Recorded data

(begin)

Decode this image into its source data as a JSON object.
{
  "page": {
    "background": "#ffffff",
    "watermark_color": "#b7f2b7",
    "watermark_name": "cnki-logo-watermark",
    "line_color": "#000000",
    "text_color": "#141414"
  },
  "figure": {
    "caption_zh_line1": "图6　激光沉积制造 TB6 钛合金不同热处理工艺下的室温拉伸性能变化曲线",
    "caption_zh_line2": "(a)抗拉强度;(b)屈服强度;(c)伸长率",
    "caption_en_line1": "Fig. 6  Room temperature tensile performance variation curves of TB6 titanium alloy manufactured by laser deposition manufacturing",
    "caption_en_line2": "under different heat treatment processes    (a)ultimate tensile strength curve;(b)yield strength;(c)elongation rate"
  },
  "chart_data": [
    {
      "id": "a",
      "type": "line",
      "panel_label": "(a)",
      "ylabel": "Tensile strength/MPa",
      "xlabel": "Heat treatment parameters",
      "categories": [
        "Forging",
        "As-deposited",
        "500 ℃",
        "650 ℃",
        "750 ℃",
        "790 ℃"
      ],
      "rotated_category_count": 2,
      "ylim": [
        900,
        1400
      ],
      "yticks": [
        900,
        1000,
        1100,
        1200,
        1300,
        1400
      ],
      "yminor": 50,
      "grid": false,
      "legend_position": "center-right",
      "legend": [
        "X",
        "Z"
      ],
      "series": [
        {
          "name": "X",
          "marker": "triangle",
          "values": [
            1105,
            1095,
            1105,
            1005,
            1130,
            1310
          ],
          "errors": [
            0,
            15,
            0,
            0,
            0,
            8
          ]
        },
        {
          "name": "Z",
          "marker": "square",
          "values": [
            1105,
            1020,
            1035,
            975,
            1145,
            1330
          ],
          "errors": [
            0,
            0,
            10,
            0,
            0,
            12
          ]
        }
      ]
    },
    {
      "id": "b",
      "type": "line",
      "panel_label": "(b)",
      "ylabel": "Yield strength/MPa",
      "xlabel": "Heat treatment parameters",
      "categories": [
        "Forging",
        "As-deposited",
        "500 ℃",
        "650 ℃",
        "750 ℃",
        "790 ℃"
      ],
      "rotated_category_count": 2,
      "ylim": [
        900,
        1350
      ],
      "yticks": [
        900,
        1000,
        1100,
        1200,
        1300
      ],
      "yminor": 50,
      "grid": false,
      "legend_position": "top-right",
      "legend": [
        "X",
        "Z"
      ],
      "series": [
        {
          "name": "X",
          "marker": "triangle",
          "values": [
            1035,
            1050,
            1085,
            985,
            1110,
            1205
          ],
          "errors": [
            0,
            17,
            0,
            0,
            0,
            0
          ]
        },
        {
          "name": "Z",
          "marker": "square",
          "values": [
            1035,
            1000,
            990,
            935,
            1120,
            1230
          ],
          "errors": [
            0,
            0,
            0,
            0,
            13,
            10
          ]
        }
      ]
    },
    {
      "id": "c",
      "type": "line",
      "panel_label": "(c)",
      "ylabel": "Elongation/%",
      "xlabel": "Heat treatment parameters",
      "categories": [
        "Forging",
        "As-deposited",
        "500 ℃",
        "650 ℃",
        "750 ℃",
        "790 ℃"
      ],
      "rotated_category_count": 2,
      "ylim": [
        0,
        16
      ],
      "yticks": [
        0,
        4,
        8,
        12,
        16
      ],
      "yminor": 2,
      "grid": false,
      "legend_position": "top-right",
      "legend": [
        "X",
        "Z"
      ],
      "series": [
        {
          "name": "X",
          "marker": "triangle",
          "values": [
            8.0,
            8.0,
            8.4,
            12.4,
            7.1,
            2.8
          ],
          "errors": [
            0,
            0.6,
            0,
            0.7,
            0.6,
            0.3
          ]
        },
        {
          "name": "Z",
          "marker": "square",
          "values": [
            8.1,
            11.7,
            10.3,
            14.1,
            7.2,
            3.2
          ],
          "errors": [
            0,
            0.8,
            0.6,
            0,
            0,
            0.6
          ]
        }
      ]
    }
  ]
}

(end)

Task requirements: Restate every entry word for word.

The output:
Decode this image into its source data as a JSON object.
{
  "page": {
    "background": "#ffffff",
    "watermark_color": "#b7f2b7",
    "watermark_name": "cnki-logo-watermark",
    "line_color": "#000000",
    "text_color": "#141414"
  },
  "figure": {
    "caption_zh_line1": "图6　激光沉积制造 TB6 钛合金不同热处理工艺下的室温拉伸性能变化曲线",
    "caption_zh_line2": "(a)抗拉强度;(b)屈服强度;(c)伸长率",
    "caption_en_line1": "Fig. 6  Room temperature tensile performance variation curves of TB6 titanium alloy manufactured by laser deposition manufacturing",
    "caption_en_line2": "under different heat treatment processes    (a)ultimate tensile strength curve;(b)yield strength;(c)elongation rate"
  },
  "chart_data": [
    {
      "id": "a",
      "type": "line",
      "panel_label": "(a)",
      "ylabel": "Tensile strength/MPa",
      "xlabel": "Heat treatment parameters",
      "categories": [
        "Forging",
        "As-deposited",
        "500 ℃",
        "650 ℃",
        "750 ℃",
        "790 ℃"
      ],
      "rotated_category_count": 2,
      "ylim": [
        900,
        1400
      ],
      "yticks": [
        900,
        1000,
        1100,
        1200,
        1300,
        1400
      ],
      "yminor": 50,
      "grid": false,
      "legend_position": "center-right",
      "legend": [
        "X",
        "Z"
      ],
      "series": [
        {
          "name": "X",
          "marker": "triangle",
          "values": [
            1105,
            1095,
            1105,
            1005,
            1130,
            1310
          ],
          "errors": [
            0,
            15,
            0,
            0,
            0,
            8
          ]
        },
        {
          "name": "Z",
          "marker": "square",
          "values": [
            1105,
            1020,
            1035,
            975,
            1145,
            1330
          ],
          "errors": [
            0,
            0,
            10,
            0,
            0,
            12
          ]
        }
      ]
    },
    {
      "id": "b",
      "type": "line",
      "panel_label": "(b)",
      "ylabel": "Yield strength/MPa",
      "xlabel": "Heat treatment parameters",
      "categories": [
        "Forging",
        "As-deposited",
        "500 ℃",
        "650 ℃",
        "750 ℃",
        "790 ℃"
      ],
      "rotated_category_count": 2,
      "ylim": [
        900,
        1350
      ],
      "yticks": [
        900,
        1000,
        1100,
        1200,
        1300
      ],
      "yminor": 50,
      "grid": false,
      "legend_position": "top-right",
      "legend": [
        "X",
        "Z"
      ],
      "series": [
        {
          "name": "X",
          "marker": "triangle",
          "values": [
            1035,
            1050,
            1085,
            985,
            1110,
            1205
          ],
          "errors": [
            0,
            17,
            0,
            0,
            0,
            0
          ]
        },
        {
          "name": "Z",
          "marker": "square",
          "values": [
            1035,
            1000,
            990,
            935,
            1120,
            1230
          ],
          "errors": [
            0,
            0,
            0,
            0,
            13,
            10
          ]
        }
      ]
    },
    {
      "id": "c",
      "type": "line",
      "panel_label": "(c)",
      "ylabel": "Elongation/%",
      "xlabel": "Heat treatment parameters",
      "categories": [
        "Forging",
        "As-deposited",
        "500 ℃",
        "650 ℃",
        "750 ℃",
        "790 ℃"
      ],
      "rotated_category_count": 2,
      "ylim": [
        0,
        16
      ],
      "yticks": [
        0,
        4,
        8,
        12,
        16
      ],
      "yminor": 2,
      "grid": false,
      "legend_position": "top-right",
      "legend": [
        "X",
        "Z"
      ],
      "series": [
        {
          "name": "X",
          "marker": "triangle",
          "values": [
            8.0,
            8.0,
            8.4,
            12.4,
            7.1,
            2.8
          ],
          "errors": [
            0,
            0.6,
            0,
            0.7,
            0.6,
            0.3
          ]
        },
        {
          "name": "Z",
          "marker": "square",
          "values": [
            8.1,
            11.7,
            10.3,
            14.1,
            7.2,
            3.2
          ],
          "errors": [
            0,
            0.8,
            0.6,
            0,
            0,
            0.6
          ]
        }
      ]
    }
  ]
}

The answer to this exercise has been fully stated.